Dataset listings of figures:
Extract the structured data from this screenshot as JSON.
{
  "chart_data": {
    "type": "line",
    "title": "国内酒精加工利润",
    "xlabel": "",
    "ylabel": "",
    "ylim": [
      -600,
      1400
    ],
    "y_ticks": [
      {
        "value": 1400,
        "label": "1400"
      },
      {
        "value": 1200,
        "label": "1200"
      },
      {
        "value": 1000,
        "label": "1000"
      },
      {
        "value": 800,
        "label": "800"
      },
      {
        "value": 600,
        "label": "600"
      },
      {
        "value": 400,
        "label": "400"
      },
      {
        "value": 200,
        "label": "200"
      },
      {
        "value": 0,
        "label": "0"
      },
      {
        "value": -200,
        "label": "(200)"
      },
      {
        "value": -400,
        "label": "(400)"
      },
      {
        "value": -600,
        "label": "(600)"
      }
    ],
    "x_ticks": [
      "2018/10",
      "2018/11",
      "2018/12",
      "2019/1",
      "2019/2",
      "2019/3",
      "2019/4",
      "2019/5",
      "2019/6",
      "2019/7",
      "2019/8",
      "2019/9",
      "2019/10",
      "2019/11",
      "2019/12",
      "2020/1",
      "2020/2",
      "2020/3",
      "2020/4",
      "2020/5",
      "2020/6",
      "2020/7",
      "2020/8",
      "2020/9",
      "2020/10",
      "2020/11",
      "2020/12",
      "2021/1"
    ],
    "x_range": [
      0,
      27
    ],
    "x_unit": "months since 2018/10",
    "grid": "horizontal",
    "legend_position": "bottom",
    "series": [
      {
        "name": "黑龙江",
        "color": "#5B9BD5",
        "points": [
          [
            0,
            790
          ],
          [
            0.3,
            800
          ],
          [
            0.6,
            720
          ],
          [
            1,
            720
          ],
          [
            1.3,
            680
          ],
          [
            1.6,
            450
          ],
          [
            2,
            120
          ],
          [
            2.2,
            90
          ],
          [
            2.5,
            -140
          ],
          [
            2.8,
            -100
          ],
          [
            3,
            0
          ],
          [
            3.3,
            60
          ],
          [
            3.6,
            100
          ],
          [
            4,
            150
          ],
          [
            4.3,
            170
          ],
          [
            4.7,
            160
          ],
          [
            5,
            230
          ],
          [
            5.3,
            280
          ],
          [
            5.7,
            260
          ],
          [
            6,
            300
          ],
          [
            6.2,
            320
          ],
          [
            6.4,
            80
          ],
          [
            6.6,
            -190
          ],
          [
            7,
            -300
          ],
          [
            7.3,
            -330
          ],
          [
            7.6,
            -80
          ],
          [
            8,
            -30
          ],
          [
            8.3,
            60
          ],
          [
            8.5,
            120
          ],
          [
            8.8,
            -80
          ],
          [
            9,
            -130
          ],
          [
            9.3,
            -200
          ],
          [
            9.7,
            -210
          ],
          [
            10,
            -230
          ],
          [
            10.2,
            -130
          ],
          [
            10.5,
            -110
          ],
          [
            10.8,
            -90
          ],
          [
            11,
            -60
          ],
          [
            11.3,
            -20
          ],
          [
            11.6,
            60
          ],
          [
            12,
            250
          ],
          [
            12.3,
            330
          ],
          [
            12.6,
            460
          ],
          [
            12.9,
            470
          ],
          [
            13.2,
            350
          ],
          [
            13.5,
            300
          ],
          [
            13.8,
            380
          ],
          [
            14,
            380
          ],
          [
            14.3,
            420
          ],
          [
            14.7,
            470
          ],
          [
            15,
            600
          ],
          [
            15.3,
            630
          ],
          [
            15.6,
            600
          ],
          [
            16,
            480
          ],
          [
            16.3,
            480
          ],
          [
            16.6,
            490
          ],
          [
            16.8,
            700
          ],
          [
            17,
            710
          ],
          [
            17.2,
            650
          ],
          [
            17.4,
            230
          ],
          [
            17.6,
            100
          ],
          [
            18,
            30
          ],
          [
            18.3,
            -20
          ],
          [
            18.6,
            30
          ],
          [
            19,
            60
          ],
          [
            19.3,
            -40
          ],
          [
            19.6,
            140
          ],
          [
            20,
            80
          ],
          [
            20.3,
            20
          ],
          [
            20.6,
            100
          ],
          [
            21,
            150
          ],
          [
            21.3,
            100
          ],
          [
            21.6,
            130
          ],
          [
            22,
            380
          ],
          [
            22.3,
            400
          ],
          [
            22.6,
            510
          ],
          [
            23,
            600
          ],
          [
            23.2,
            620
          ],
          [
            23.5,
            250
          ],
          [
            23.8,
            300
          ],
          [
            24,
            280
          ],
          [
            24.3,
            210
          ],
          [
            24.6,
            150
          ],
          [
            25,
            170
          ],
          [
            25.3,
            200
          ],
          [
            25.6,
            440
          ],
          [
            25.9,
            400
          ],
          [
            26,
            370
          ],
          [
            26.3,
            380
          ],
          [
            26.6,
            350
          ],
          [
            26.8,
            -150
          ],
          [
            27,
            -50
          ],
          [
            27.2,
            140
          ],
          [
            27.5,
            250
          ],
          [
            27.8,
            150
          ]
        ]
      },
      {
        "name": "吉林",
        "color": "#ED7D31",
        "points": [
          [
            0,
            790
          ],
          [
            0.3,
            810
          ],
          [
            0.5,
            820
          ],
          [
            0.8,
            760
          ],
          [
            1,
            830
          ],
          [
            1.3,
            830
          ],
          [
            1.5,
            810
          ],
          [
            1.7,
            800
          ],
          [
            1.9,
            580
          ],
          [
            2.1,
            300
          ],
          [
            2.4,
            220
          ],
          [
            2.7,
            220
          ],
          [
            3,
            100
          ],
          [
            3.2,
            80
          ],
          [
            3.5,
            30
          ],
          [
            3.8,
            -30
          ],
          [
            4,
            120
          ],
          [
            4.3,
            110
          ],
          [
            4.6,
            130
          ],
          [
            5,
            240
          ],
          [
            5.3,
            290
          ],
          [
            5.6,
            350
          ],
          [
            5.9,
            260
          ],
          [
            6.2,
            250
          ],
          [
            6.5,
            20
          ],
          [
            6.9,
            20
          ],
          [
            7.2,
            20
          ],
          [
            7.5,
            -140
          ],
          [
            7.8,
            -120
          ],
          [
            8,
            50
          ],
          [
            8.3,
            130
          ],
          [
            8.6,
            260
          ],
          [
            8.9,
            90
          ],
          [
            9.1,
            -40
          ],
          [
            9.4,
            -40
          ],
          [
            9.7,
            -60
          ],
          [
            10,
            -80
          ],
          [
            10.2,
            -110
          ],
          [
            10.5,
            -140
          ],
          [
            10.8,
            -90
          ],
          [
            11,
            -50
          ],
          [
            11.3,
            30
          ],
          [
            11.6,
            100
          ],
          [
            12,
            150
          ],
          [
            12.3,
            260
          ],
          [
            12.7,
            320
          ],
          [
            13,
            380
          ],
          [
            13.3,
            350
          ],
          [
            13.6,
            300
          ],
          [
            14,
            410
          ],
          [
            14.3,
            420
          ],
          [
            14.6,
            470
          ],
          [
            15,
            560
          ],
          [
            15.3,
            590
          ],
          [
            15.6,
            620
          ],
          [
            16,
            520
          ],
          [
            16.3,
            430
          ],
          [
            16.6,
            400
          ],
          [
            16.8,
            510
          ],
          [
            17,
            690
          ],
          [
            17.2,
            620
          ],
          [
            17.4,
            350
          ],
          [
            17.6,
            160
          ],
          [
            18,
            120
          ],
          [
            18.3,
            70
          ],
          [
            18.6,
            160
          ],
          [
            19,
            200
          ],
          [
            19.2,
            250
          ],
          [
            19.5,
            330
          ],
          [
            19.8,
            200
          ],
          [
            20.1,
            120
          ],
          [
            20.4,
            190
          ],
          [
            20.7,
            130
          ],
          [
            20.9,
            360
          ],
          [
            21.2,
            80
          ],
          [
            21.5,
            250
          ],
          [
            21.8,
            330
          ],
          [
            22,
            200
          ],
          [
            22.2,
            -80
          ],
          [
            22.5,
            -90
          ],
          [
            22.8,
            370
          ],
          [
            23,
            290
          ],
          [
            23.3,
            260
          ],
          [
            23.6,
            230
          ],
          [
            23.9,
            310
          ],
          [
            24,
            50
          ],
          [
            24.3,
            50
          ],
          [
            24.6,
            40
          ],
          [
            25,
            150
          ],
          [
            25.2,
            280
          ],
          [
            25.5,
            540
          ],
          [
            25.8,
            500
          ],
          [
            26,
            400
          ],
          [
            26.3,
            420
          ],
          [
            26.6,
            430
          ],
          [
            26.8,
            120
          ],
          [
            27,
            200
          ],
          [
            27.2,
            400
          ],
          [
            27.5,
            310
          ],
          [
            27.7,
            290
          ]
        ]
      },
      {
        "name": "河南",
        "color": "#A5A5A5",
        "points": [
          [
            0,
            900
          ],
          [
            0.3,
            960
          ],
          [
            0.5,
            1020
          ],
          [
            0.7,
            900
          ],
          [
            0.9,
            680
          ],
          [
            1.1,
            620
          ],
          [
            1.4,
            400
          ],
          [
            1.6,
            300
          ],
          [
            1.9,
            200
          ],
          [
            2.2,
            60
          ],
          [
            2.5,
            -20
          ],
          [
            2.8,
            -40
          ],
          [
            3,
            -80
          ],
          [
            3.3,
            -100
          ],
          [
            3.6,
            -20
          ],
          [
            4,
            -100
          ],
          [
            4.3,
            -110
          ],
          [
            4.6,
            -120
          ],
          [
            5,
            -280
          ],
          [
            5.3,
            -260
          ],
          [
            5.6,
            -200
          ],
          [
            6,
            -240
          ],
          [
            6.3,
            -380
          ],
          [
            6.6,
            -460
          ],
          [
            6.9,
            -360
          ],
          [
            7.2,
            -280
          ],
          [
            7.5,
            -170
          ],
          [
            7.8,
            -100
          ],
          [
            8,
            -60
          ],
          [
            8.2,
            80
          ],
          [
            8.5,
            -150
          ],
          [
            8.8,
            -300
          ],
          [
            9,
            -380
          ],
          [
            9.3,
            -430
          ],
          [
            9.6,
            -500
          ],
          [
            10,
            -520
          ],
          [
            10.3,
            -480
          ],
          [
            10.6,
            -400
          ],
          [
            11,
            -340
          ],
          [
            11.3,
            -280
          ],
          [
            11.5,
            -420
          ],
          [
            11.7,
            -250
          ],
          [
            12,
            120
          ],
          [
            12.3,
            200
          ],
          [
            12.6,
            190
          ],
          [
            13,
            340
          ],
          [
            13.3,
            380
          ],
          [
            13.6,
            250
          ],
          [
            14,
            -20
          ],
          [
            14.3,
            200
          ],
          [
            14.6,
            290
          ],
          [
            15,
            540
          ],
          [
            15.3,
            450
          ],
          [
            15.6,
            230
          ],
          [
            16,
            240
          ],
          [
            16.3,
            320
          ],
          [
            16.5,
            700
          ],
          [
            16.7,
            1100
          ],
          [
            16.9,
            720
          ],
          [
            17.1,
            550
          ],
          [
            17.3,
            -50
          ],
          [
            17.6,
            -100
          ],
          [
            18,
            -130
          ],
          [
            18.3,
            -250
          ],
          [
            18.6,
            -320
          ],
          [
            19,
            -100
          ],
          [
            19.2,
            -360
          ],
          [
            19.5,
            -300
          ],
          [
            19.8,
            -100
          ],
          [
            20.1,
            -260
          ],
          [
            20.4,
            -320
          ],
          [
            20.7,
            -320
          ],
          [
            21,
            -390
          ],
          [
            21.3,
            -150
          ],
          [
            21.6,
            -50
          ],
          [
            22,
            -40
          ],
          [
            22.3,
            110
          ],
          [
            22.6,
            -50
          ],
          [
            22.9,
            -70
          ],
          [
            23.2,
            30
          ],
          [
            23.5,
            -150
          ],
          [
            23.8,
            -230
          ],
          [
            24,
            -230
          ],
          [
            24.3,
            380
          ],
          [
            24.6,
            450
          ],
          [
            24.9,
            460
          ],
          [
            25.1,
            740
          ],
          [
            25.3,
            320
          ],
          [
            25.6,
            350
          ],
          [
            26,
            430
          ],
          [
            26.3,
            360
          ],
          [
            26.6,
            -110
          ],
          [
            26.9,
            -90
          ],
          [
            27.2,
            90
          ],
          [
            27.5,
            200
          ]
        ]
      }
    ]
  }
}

:: Task instructions ::
Look over the records above and copy each line that includes the string "value".

:: Exercise output ::
        "value": 1400,
        "value": 1200,
        "value": 1000,
        "value": 800,
        "value": 600,
        "value": 400,
        "value": 200,
        "value": 0,
        "value": -200,
        "value": -400,
        "value": -600,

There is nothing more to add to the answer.